▸ What this task involves
Search the material below for the word "Quran" and copy every line in which it occurs.

▸ Data shown
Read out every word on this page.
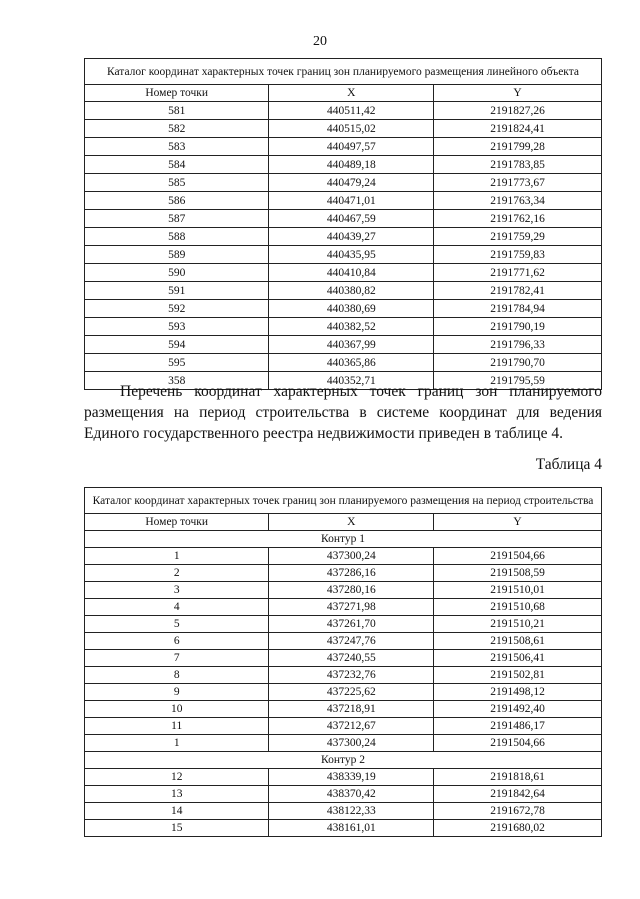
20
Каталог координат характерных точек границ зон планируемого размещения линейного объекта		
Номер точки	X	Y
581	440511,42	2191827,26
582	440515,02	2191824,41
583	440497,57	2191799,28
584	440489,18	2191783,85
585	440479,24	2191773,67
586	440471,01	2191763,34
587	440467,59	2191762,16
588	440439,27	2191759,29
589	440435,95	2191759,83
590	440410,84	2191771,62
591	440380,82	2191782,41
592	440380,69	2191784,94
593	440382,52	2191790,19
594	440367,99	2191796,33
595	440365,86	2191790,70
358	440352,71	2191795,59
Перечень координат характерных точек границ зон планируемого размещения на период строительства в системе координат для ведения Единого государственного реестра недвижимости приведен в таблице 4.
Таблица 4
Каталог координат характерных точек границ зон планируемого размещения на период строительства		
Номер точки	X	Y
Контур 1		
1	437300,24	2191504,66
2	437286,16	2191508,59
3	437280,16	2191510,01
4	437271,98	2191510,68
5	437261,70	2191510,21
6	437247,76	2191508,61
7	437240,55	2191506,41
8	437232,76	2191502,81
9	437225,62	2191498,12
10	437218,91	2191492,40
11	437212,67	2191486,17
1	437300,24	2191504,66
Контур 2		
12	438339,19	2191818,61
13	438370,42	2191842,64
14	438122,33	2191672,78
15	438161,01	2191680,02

--

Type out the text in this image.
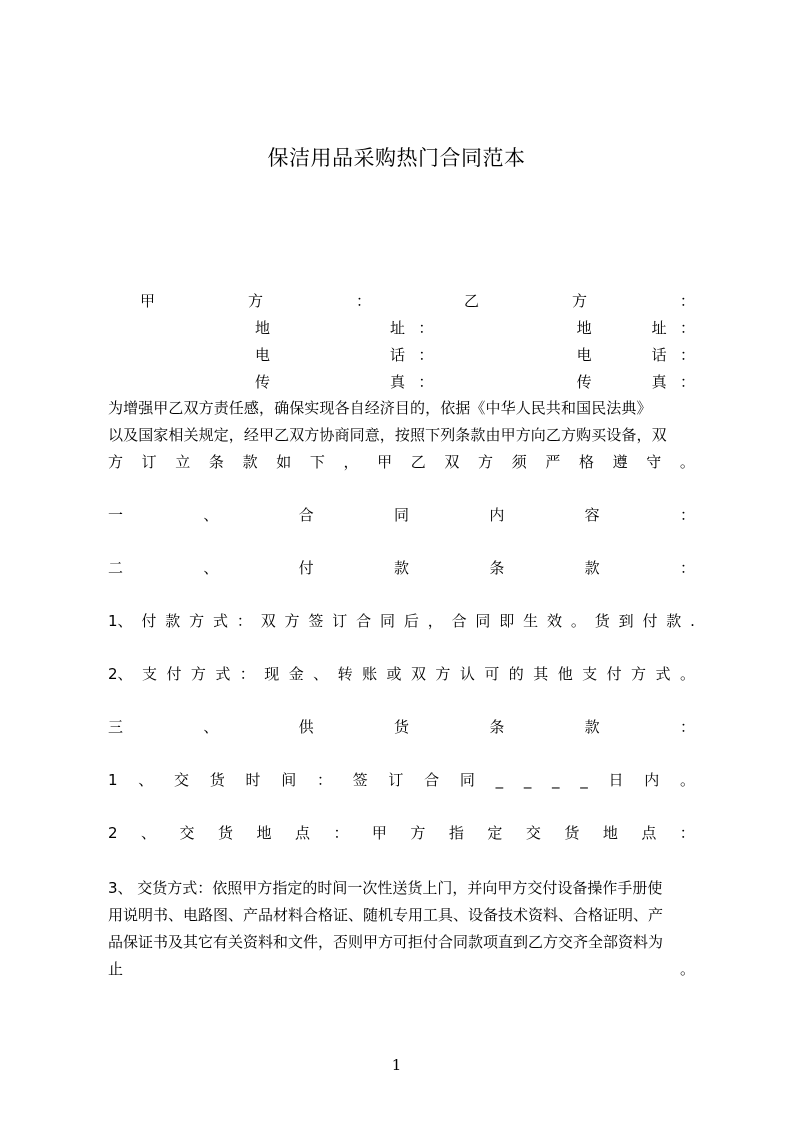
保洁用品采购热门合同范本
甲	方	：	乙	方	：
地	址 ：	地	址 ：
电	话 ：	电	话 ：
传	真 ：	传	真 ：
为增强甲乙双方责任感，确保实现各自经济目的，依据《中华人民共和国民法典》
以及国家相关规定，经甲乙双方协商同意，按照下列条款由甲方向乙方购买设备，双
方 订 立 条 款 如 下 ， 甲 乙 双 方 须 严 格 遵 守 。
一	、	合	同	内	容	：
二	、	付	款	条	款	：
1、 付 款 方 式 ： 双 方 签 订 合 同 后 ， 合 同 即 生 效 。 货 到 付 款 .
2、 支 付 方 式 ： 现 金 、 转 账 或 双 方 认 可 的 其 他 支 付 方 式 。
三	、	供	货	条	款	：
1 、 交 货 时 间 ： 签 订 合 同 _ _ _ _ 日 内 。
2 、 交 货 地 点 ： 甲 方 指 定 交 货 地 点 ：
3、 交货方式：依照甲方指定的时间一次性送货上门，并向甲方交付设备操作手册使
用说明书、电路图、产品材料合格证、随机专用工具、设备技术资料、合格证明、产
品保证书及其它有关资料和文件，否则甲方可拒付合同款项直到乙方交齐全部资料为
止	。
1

==

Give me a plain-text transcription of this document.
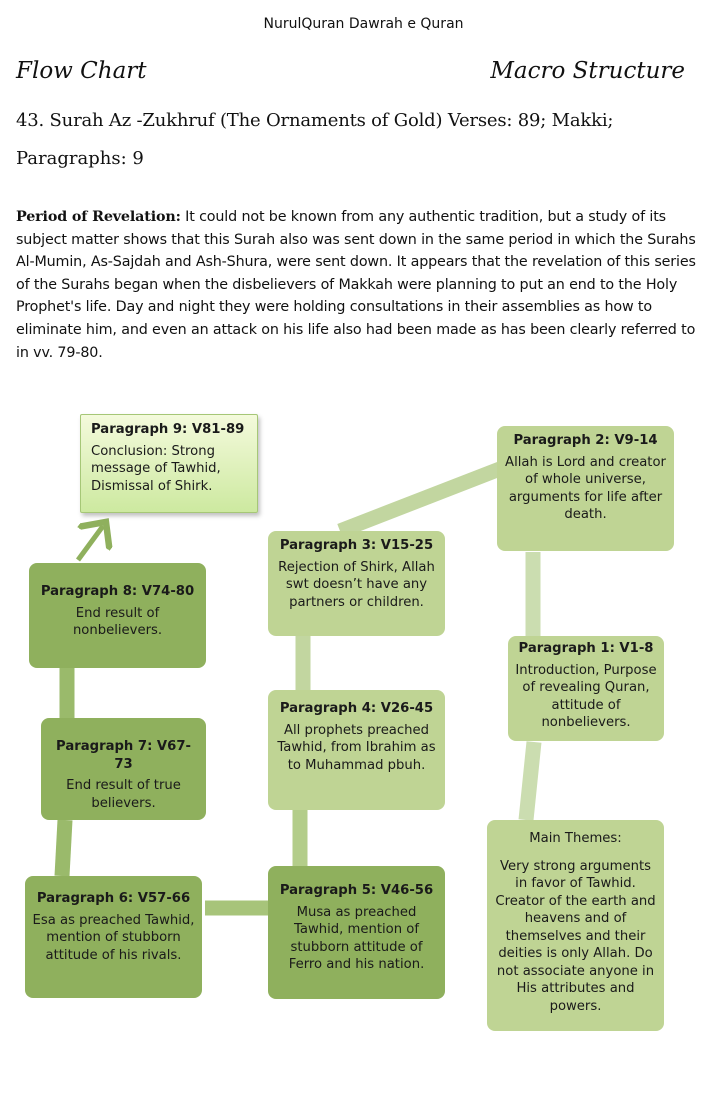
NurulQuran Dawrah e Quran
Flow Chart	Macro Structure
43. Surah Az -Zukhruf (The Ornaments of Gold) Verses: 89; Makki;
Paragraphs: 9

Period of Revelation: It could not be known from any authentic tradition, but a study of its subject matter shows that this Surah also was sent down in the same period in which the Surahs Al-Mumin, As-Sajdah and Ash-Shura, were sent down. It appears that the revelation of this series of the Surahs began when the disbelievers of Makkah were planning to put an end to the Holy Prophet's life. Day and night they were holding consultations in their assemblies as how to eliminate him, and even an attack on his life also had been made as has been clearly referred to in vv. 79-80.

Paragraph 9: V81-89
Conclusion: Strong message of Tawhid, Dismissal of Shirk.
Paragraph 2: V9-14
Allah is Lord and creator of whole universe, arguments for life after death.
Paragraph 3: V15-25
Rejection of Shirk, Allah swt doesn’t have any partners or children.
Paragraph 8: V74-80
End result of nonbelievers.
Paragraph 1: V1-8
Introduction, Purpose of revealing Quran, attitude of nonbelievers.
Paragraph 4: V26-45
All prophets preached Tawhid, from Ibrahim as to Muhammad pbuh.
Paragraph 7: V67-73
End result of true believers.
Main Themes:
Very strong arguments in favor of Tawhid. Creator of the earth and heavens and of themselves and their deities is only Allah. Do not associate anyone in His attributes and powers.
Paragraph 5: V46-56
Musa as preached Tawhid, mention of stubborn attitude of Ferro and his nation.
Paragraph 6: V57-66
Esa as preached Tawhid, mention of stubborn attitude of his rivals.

▸ Finished answer
NurulQuran Dawrah e Quran
Introduction, Purpose of revealing Quran, attitude of nonbelievers.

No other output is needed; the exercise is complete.